-- What you should do --
Below are some records; return each one exactly.

(Items from a figure collection)
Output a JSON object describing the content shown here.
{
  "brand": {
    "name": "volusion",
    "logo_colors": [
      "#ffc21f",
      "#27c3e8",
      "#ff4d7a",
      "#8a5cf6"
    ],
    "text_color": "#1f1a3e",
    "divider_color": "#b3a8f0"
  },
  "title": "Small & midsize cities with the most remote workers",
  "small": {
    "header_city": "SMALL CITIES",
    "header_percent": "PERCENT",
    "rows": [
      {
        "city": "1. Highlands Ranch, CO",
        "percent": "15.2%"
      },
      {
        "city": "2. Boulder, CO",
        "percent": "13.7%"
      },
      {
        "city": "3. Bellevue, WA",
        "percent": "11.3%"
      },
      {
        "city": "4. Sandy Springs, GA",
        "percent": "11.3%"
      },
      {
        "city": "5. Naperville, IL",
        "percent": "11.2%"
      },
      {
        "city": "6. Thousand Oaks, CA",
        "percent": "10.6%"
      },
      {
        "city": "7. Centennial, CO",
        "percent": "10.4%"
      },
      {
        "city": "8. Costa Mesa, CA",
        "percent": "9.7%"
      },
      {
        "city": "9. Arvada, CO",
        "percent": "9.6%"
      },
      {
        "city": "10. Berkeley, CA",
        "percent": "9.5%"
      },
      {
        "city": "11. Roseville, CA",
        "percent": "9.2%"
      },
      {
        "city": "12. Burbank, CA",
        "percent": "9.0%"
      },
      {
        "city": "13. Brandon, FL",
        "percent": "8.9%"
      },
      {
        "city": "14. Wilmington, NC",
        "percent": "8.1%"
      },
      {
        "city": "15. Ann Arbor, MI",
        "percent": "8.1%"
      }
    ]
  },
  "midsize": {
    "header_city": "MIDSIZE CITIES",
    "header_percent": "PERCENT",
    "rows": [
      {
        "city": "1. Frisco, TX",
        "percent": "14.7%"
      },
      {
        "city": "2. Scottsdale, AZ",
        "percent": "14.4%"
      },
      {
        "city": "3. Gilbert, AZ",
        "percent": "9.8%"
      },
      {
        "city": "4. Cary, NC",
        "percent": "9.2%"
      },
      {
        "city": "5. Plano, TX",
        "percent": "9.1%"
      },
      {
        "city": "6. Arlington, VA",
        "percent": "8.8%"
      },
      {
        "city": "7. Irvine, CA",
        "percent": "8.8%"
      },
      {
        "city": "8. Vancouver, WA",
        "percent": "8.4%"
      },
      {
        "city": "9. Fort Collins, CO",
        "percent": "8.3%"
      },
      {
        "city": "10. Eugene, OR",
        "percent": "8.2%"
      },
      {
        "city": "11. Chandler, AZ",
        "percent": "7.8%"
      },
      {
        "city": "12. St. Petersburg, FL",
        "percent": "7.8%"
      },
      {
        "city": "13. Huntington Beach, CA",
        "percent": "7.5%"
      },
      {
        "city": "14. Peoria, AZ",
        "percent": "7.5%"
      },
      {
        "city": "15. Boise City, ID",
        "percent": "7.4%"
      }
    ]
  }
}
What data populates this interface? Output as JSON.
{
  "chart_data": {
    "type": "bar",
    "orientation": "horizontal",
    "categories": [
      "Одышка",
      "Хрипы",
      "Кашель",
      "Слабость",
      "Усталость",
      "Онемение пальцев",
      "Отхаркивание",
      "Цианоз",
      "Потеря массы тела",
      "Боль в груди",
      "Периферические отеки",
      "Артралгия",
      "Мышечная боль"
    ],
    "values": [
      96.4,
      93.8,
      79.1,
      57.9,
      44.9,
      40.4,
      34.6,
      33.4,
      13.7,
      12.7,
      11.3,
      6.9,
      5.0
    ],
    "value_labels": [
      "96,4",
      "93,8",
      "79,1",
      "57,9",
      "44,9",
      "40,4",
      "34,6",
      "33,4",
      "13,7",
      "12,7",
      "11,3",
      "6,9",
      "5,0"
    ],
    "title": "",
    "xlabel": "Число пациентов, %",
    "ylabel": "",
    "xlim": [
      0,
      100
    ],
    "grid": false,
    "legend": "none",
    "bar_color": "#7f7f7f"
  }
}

-- The output --
Output a JSON object describing the content shown here.
{
  "brand": {
    "name": "volusion",
    "logo_colors": [
      "#ffc21f",
      "#27c3e8",
      "#ff4d7a",
      "#8a5cf6"
    ],
    "text_color": "#1f1a3e",
    "divider_color": "#b3a8f0"
  },
  "title": "Small & midsize cities with the most remote workers",
  "small": {
    "header_city": "SMALL CITIES",
    "header_percent": "PERCENT",
    "rows": [
      {
        "city": "1. Highlands Ranch, CO",
        "percent": "15.2%"
      },
      {
        "city": "2. Boulder, CO",
        "percent": "13.7%"
      },
      {
        "city": "3. Bellevue, WA",
        "percent": "11.3%"
      },
      {
        "city": "4. Sandy Springs, GA",
        "percent": "11.3%"
      },
      {
        "city": "5. Naperville, IL",
        "percent": "11.2%"
      },
      {
        "city": "6. Thousand Oaks, CA",
        "percent": "10.6%"
      },
      {
        "city": "7. Centennial, CO",
        "percent": "10.4%"
      },
      {
        "city": "8. Costa Mesa, CA",
        "percent": "9.7%"
      },
      {
        "city": "9. Arvada, CO",
        "percent": "9.6%"
      },
      {
        "city": "10. Berkeley, CA",
        "percent": "9.5%"
      },
      {
        "city": "11. Roseville, CA",
        "percent": "9.2%"
      },
      {
        "city": "12. Burbank, CA",
        "percent": "9.0%"
      },
      {
        "city": "13. Brandon, FL",
        "percent": "8.9%"
      },
      {
        "city": "14. Wilmington, NC",
        "percent": "8.1%"
      },
      {
        "city": "15. Ann Arbor, MI",
        "percent": "8.1%"
      }
    ]
  },
  "midsize": {
    "header_city": "MIDSIZE CITIES",
    "header_percent": "PERCENT",
    "rows": [
      {
        "city": "1. Frisco, TX",
        "percent": "14.7%"
      },
      {
        "city": "2. Scottsdale, AZ",
        "percent": "14.4%"
      },
      {
        "city": "3. Gilbert, AZ",
        "percent": "9.8%"
      },
      {
        "city": "4. Cary, NC",
        "percent": "9.2%"
      },
      {
        "city": "5. Plano, TX",
        "percent": "9.1%"
      },
      {
        "city": "6. Arlington, VA",
        "percent": "8.8%"
      },
      {
        "city": "7. Irvine, CA",
        "percent": "8.8%"
      },
      {
        "city": "8. Vancouver, WA",
        "percent": "8.4%"
      },
      {
        "city": "9. Fort Collins, CO",
        "percent": "8.3%"
      },
      {
        "city": "10. Eugene, OR",
        "percent": "8.2%"
      },
      {
        "city": "11. Chandler, AZ",
        "percent": "7.8%"
      },
      {
        "city": "12. St. Petersburg, FL",
        "percent": "7.8%"
      },
      {
        "city": "13. Huntington Beach, CA",
        "percent": "7.5%"
      },
      {
        "city": "14. Peoria, AZ",
        "percent": "7.5%"
      },
      {
        "city": "15. Boise City, ID",
        "percent": "7.4%"
      }
    ]
  }
}
What data populates this interface? Output as JSON.
{
  "chart_data": {
    "type": "bar",
    "orientation": "horizontal",
    "categories": [
      "Одышка",
      "Хрипы",
      "Кашель",
      "Слабость",
      "Усталость",
      "Онемение пальцев",
      "Отхаркивание",
      "Цианоз",
      "Потеря массы тела",
      "Боль в груди",
      "Периферические отеки",
      "Артралгия",
      "Мышечная боль"
    ],
    "values": [
      96.4,
      93.8,
      79.1,
      57.9,
      44.9,
      40.4,
      34.6,
      33.4,
      13.7,
      12.7,
      11.3,
      6.9,
      5.0
    ],
    "value_labels": [
      "96,4",
      "93,8",
      "79,1",
      "57,9",
      "44,9",
      "40,4",
      "34,6",
      "33,4",
      "13,7",
      "12,7",
      "11,3",
      "6,9",
      "5,0"
    ],
    "title": "",
    "xlabel": "Число пациентов, %",
    "ylabel": "",
    "xlim": [
      0,
      100
    ],
    "grid": false,
    "legend": "none",
    "bar_color": "#7f7f7f"
  }
}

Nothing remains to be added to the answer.